**DIRECTIONS:**
Locate every line that holds the string "JSON" and copy it.

**DATASET CONTENT:**
- - -

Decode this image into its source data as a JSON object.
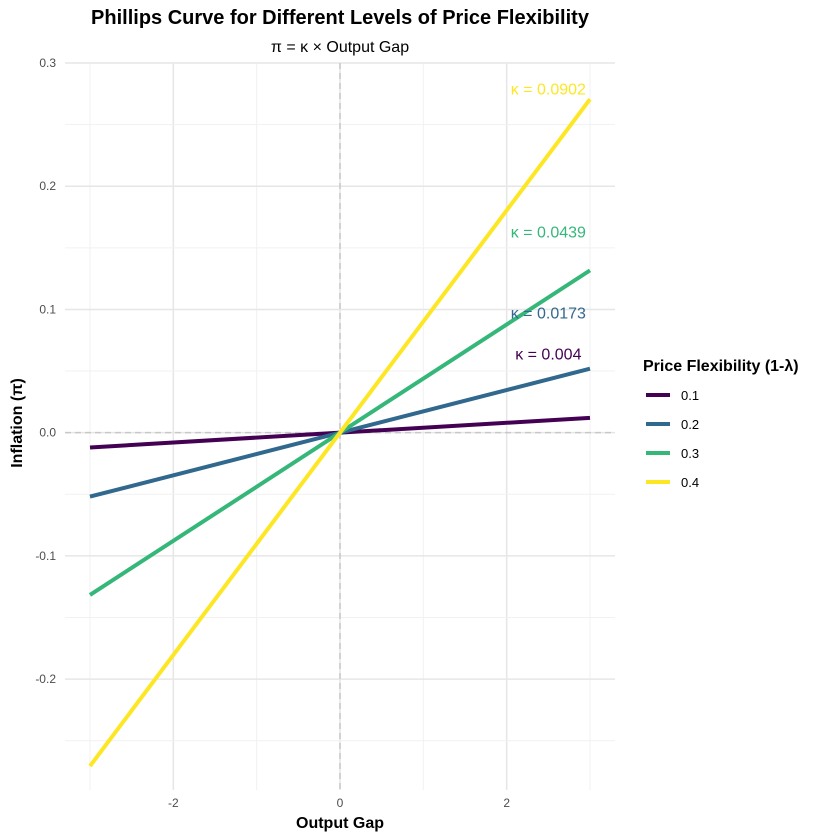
{
  "chart_data": {
    "type": "line",
    "title": "Phillips Curve for Different Levels of Price Flexibility",
    "subtitle": "π = κ × Output Gap",
    "xlabel": "Output Gap",
    "ylabel": "Inflation (π)",
    "xlim": [
      -3.3,
      3.3
    ],
    "ylim": [
      -0.29,
      0.3
    ],
    "x_ticks": [
      -2,
      0,
      2
    ],
    "x_tick_labels": [
      "-2",
      "0",
      "2"
    ],
    "y_ticks": [
      -0.2,
      -0.1,
      0.0,
      0.1,
      0.2,
      0.3
    ],
    "y_tick_labels": [
      "-0.2",
      "-0.1",
      "0.0",
      "0.1",
      "0.2",
      "0.3"
    ],
    "grid": true,
    "reference_lines": {
      "x": 0,
      "y": 0,
      "style": "dashed"
    },
    "legend": {
      "title": "Price Flexibility (1-λ)",
      "position": "right"
    },
    "series": [
      {
        "name": "0.1",
        "color": "#440154",
        "kappa": 0.004,
        "x": [
          -3,
          3
        ],
        "y": [
          -0.012,
          0.012
        ],
        "annotation": "κ = 0.004",
        "annotation_x": 2.5,
        "annotation_y": 0.0595
      },
      {
        "name": "0.2",
        "color": "#31688E",
        "kappa": 0.0173,
        "x": [
          -3,
          3
        ],
        "y": [
          -0.0519,
          0.0519
        ],
        "annotation": "κ = 0.0173",
        "annotation_x": 2.5,
        "annotation_y": 0.0925
      },
      {
        "name": "0.3",
        "color": "#35B779",
        "kappa": 0.0439,
        "x": [
          -3,
          3
        ],
        "y": [
          -0.1317,
          0.1317
        ],
        "annotation": "κ = 0.0439",
        "annotation_x": 2.5,
        "annotation_y": 0.1585
      },
      {
        "name": "0.4",
        "color": "#FDE725",
        "kappa": 0.0902,
        "x": [
          -3,
          3
        ],
        "y": [
          -0.2706,
          0.2706
        ],
        "annotation": "κ = 0.0902",
        "annotation_x": 2.5,
        "annotation_y": 0.2745
      }
    ]
  }
}
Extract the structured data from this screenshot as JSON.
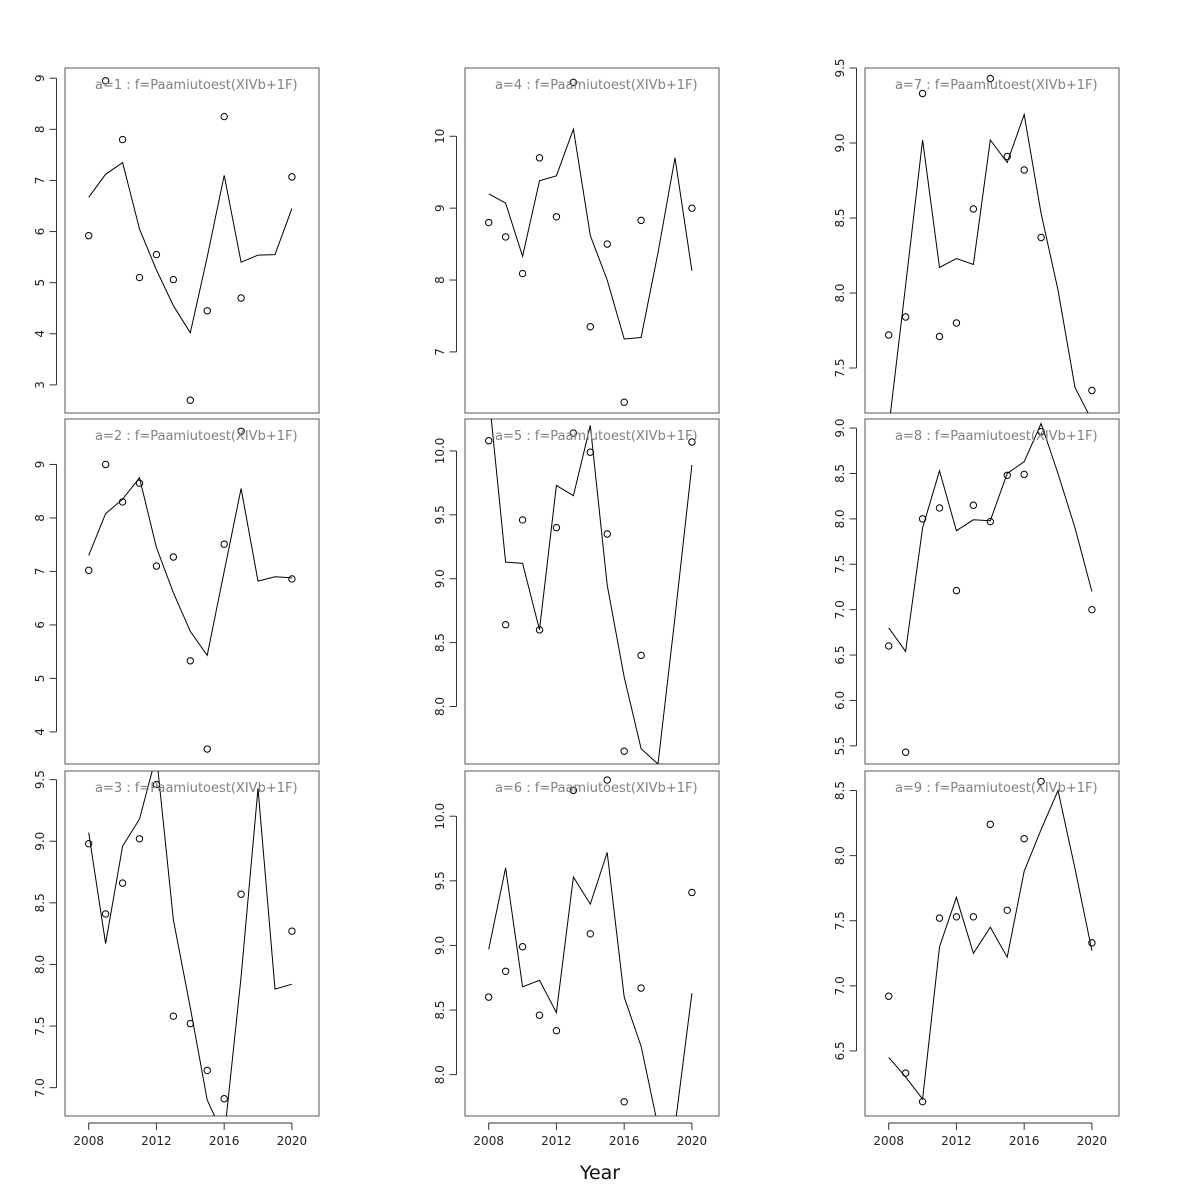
{
  "figure": {
    "xlabel": "Year"
  },
  "chart_data": [
    {
      "type": "scatter",
      "title": "a=1 : f=Paamiutoest(XIVb+1F)",
      "xlim": [
        2006.6,
        2021.6
      ],
      "ylim": [
        2.45,
        9.2
      ],
      "xticks": [],
      "yticks": [
        3,
        4,
        5,
        6,
        7,
        8,
        9
      ],
      "series": [
        {
          "kind": "line",
          "x": [
            2008,
            2009,
            2010,
            2011,
            2012,
            2013,
            2014,
            2015,
            2016,
            2017,
            2018,
            2019,
            2020
          ],
          "y": [
            6.67,
            7.12,
            7.35,
            6.05,
            5.25,
            4.55,
            4.02,
            5.5,
            7.1,
            5.4,
            5.54,
            5.55,
            6.45
          ]
        },
        {
          "kind": "points",
          "x": [
            2008,
            2009,
            2010,
            2011,
            2012,
            2013,
            2014,
            2015,
            2016,
            2017,
            2020
          ],
          "y": [
            5.92,
            8.95,
            7.8,
            5.1,
            5.55,
            5.06,
            2.7,
            4.45,
            8.25,
            4.7,
            7.07
          ]
        }
      ]
    },
    {
      "type": "scatter",
      "title": "a=2 : f=Paamiutoest(XIVb+1F)",
      "xlim": [
        2006.6,
        2021.6
      ],
      "ylim": [
        3.4,
        9.85
      ],
      "xticks": [],
      "yticks": [
        4,
        5,
        6,
        7,
        8,
        9
      ],
      "series": [
        {
          "kind": "line",
          "x": [
            2008,
            2009,
            2010,
            2011,
            2012,
            2013,
            2014,
            2015,
            2016,
            2017,
            2018,
            2019,
            2020
          ],
          "y": [
            7.3,
            8.08,
            8.35,
            8.75,
            7.45,
            6.6,
            5.88,
            5.43,
            7.0,
            8.55,
            6.82,
            6.9,
            6.88
          ]
        },
        {
          "kind": "points",
          "x": [
            2008,
            2009,
            2010,
            2011,
            2012,
            2013,
            2014,
            2015,
            2016,
            2017,
            2020
          ],
          "y": [
            7.02,
            9.0,
            8.3,
            8.65,
            7.1,
            7.27,
            5.33,
            3.68,
            7.51,
            9.62,
            6.86
          ]
        }
      ]
    },
    {
      "type": "scatter",
      "title": "a=3 : f=Paamiutoest(XIVb+1F)",
      "xlim": [
        2006.6,
        2021.6
      ],
      "ylim": [
        6.77,
        9.57
      ],
      "xticks": [
        2008,
        2012,
        2016,
        2020
      ],
      "yticks": [
        7.0,
        7.5,
        8.0,
        8.5,
        9.0,
        9.5
      ],
      "series": [
        {
          "kind": "line",
          "x": [
            2008,
            2009,
            2010,
            2011,
            2012,
            2013,
            2014,
            2015,
            2016,
            2017,
            2018,
            2019,
            2020
          ],
          "y": [
            9.07,
            8.17,
            8.96,
            9.18,
            9.7,
            8.36,
            7.65,
            6.9,
            6.6,
            7.9,
            9.43,
            7.8,
            7.84
          ]
        },
        {
          "kind": "points",
          "x": [
            2008,
            2009,
            2010,
            2011,
            2012,
            2013,
            2014,
            2015,
            2016,
            2017,
            2020
          ],
          "y": [
            8.98,
            8.41,
            8.66,
            9.02,
            9.46,
            7.58,
            7.52,
            7.14,
            6.91,
            8.57,
            8.27
          ]
        }
      ]
    },
    {
      "type": "scatter",
      "title": "a=4 : f=Paamiutoest(XIVb+1F)",
      "xlim": [
        2006.6,
        2021.6
      ],
      "ylim": [
        6.15,
        10.95
      ],
      "xticks": [],
      "yticks": [
        7,
        8,
        9,
        10
      ],
      "series": [
        {
          "kind": "line",
          "x": [
            2008,
            2009,
            2010,
            2011,
            2012,
            2013,
            2014,
            2015,
            2016,
            2017,
            2018,
            2019,
            2020
          ],
          "y": [
            9.2,
            9.07,
            8.33,
            9.38,
            9.45,
            10.1,
            8.62,
            8.0,
            7.18,
            7.2,
            8.38,
            9.7,
            8.13
          ]
        },
        {
          "kind": "points",
          "x": [
            2008,
            2009,
            2010,
            2011,
            2012,
            2013,
            2014,
            2015,
            2016,
            2017,
            2020
          ],
          "y": [
            8.8,
            8.6,
            8.09,
            9.7,
            8.88,
            10.75,
            7.35,
            8.5,
            6.3,
            8.83,
            9.0
          ]
        }
      ]
    },
    {
      "type": "scatter",
      "title": "a=5 : f=Paamiutoest(XIVb+1F)",
      "xlim": [
        2006.6,
        2021.6
      ],
      "ylim": [
        7.55,
        10.25
      ],
      "xticks": [],
      "yticks": [
        8.0,
        8.5,
        9.0,
        9.5,
        10.0
      ],
      "series": [
        {
          "kind": "line",
          "x": [
            2008,
            2009,
            2010,
            2011,
            2012,
            2013,
            2014,
            2015,
            2016,
            2017,
            2018,
            2019,
            2020
          ],
          "y": [
            10.45,
            9.13,
            9.12,
            8.6,
            9.73,
            9.65,
            10.2,
            8.95,
            8.23,
            7.67,
            7.55,
            8.7,
            9.89
          ]
        },
        {
          "kind": "points",
          "x": [
            2008,
            2009,
            2010,
            2011,
            2012,
            2013,
            2014,
            2015,
            2016,
            2017,
            2020
          ],
          "y": [
            10.08,
            8.64,
            9.46,
            8.6,
            9.4,
            10.14,
            9.99,
            9.35,
            7.65,
            8.4,
            10.07
          ]
        }
      ]
    },
    {
      "type": "scatter",
      "title": "a=6 : f=Paamiutoest(XIVb+1F)",
      "xlim": [
        2006.6,
        2021.6
      ],
      "ylim": [
        7.68,
        10.35
      ],
      "xticks": [
        2008,
        2012,
        2016,
        2020
      ],
      "yticks": [
        8.0,
        8.5,
        9.0,
        9.5,
        10.0
      ],
      "series": [
        {
          "kind": "line",
          "x": [
            2008,
            2009,
            2010,
            2011,
            2012,
            2013,
            2014,
            2015,
            2016,
            2017,
            2018,
            2019,
            2020
          ],
          "y": [
            8.97,
            9.6,
            8.68,
            8.73,
            8.48,
            9.53,
            9.32,
            9.72,
            8.6,
            8.22,
            7.6,
            7.6,
            8.63
          ]
        },
        {
          "kind": "points",
          "x": [
            2008,
            2009,
            2010,
            2011,
            2012,
            2013,
            2014,
            2015,
            2016,
            2017,
            2020
          ],
          "y": [
            8.6,
            8.8,
            8.99,
            8.46,
            8.34,
            10.2,
            9.09,
            10.28,
            7.79,
            8.67,
            9.41
          ]
        }
      ]
    },
    {
      "type": "scatter",
      "title": "a=7 : f=Paamiutoest(XIVb+1F)",
      "xlim": [
        2006.6,
        2021.6
      ],
      "ylim": [
        7.2,
        9.5
      ],
      "xticks": [],
      "yticks": [
        7.5,
        8.0,
        8.5,
        9.0,
        9.5
      ],
      "series": [
        {
          "kind": "line",
          "x": [
            2008,
            2009,
            2010,
            2011,
            2012,
            2013,
            2014,
            2015,
            2016,
            2017,
            2018,
            2019,
            2020
          ],
          "y": [
            7.1,
            8.05,
            9.02,
            8.17,
            8.23,
            8.19,
            9.02,
            8.87,
            9.19,
            8.53,
            8.02,
            7.37,
            7.15
          ]
        },
        {
          "kind": "points",
          "x": [
            2008,
            2009,
            2010,
            2011,
            2012,
            2013,
            2014,
            2015,
            2016,
            2017,
            2020
          ],
          "y": [
            7.72,
            7.84,
            9.33,
            7.71,
            7.8,
            8.56,
            9.43,
            8.91,
            8.82,
            8.37,
            7.35
          ]
        }
      ]
    },
    {
      "type": "scatter",
      "title": "a=8 : f=Paamiutoest(XIVb+1F)",
      "xlim": [
        2006.6,
        2021.6
      ],
      "ylim": [
        5.3,
        9.1
      ],
      "xticks": [],
      "yticks": [
        5.5,
        6.0,
        6.5,
        7.0,
        7.5,
        8.0,
        8.5,
        9.0
      ],
      "series": [
        {
          "kind": "line",
          "x": [
            2008,
            2009,
            2010,
            2011,
            2012,
            2013,
            2014,
            2015,
            2016,
            2017,
            2018,
            2019,
            2020
          ],
          "y": [
            6.8,
            6.54,
            7.9,
            8.53,
            7.87,
            7.99,
            7.98,
            8.5,
            8.63,
            9.05,
            8.5,
            7.9,
            7.2
          ]
        },
        {
          "kind": "points",
          "x": [
            2008,
            2009,
            2010,
            2011,
            2012,
            2013,
            2014,
            2015,
            2016,
            2017,
            2020
          ],
          "y": [
            6.6,
            5.43,
            8.0,
            8.12,
            7.21,
            8.15,
            7.97,
            8.48,
            8.49,
            8.96,
            7.0
          ]
        }
      ]
    },
    {
      "type": "scatter",
      "title": "a=9 : f=Paamiutoest(XIVb+1F)",
      "xlim": [
        2006.6,
        2021.6
      ],
      "ylim": [
        6.0,
        8.65
      ],
      "xticks": [
        2008,
        2012,
        2016,
        2020
      ],
      "yticks": [
        6.5,
        7.0,
        7.5,
        8.0,
        8.5
      ],
      "series": [
        {
          "kind": "line",
          "x": [
            2008,
            2009,
            2010,
            2011,
            2012,
            2013,
            2014,
            2015,
            2016,
            2017,
            2018,
            2019,
            2020
          ],
          "y": [
            6.45,
            6.3,
            6.13,
            7.3,
            7.68,
            7.25,
            7.45,
            7.22,
            7.88,
            8.2,
            8.5,
            7.9,
            7.27
          ]
        },
        {
          "kind": "points",
          "x": [
            2008,
            2009,
            2010,
            2011,
            2012,
            2013,
            2014,
            2015,
            2016,
            2017,
            2020
          ],
          "y": [
            6.92,
            6.33,
            6.11,
            7.52,
            7.53,
            7.53,
            8.24,
            7.58,
            8.13,
            8.57,
            7.33
          ]
        }
      ]
    }
  ]
}
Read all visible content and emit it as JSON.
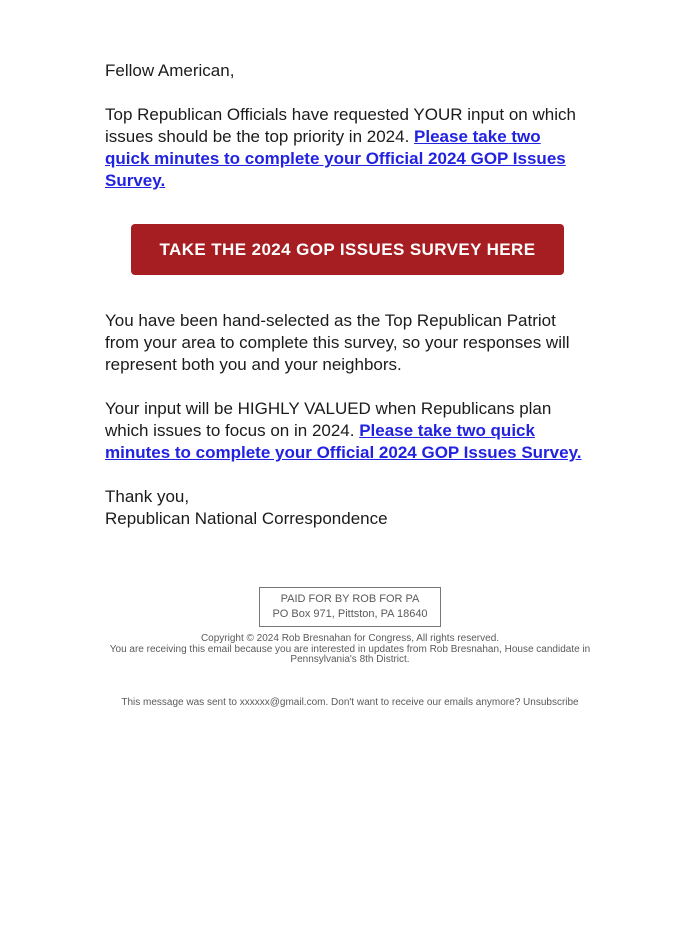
{
  "email": {
    "greeting": "Fellow American,",
    "paragraph1": {
      "text": "Top Republican Officials have requested YOUR input on which issues should be the top priority in 2024. ",
      "link": "Please take two quick minutes to complete your Official 2024 GOP Issues Survey."
    },
    "cta_button": {
      "label": "TAKE THE 2024 GOP ISSUES SURVEY HERE"
    },
    "paragraph2": "You have been hand-selected as the Top Republican Patriot from your area to complete this survey, so your responses will represent both you and your neighbors.",
    "paragraph3": {
      "text": "Your input will be HIGHLY VALUED when Republicans plan which issues to focus on in 2024. ",
      "link": "Please take two quick minutes to complete your Official 2024 GOP Issues Survey."
    },
    "signoff": {
      "line1": "Thank you,",
      "line2": "Republican National Correspondence"
    },
    "footer": {
      "paid_for_line1": "PAID FOR BY ROB FOR PA",
      "paid_for_line2": "PO Box 971, Pittston, PA 18640",
      "copyright_line1": "Copyright © 2024 Rob Bresnahan for Congress, All rights reserved.",
      "copyright_line2": "You are receiving this email because you are interested in updates from Rob Bresnahan, House candidate in Pennsylvania's 8th District.",
      "sent_text": "This message was sent to xxxxxx@gmail.com. Don't want to receive our emails anymore? ",
      "unsubscribe_label": "Unsubscribe"
    },
    "colors": {
      "button_red": "#a61e22",
      "link_blue": "#2222e1",
      "body_text": "#1b1b1b",
      "footer_gray": "#5a5a5a"
    }
  }
}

- - -

**RESULT OF THIS EXERCISE:**
Decode this image into its source data as a JSON object.
Extract the structured data from this screenshot as JSON.
Read all visible content and emit it as JSON.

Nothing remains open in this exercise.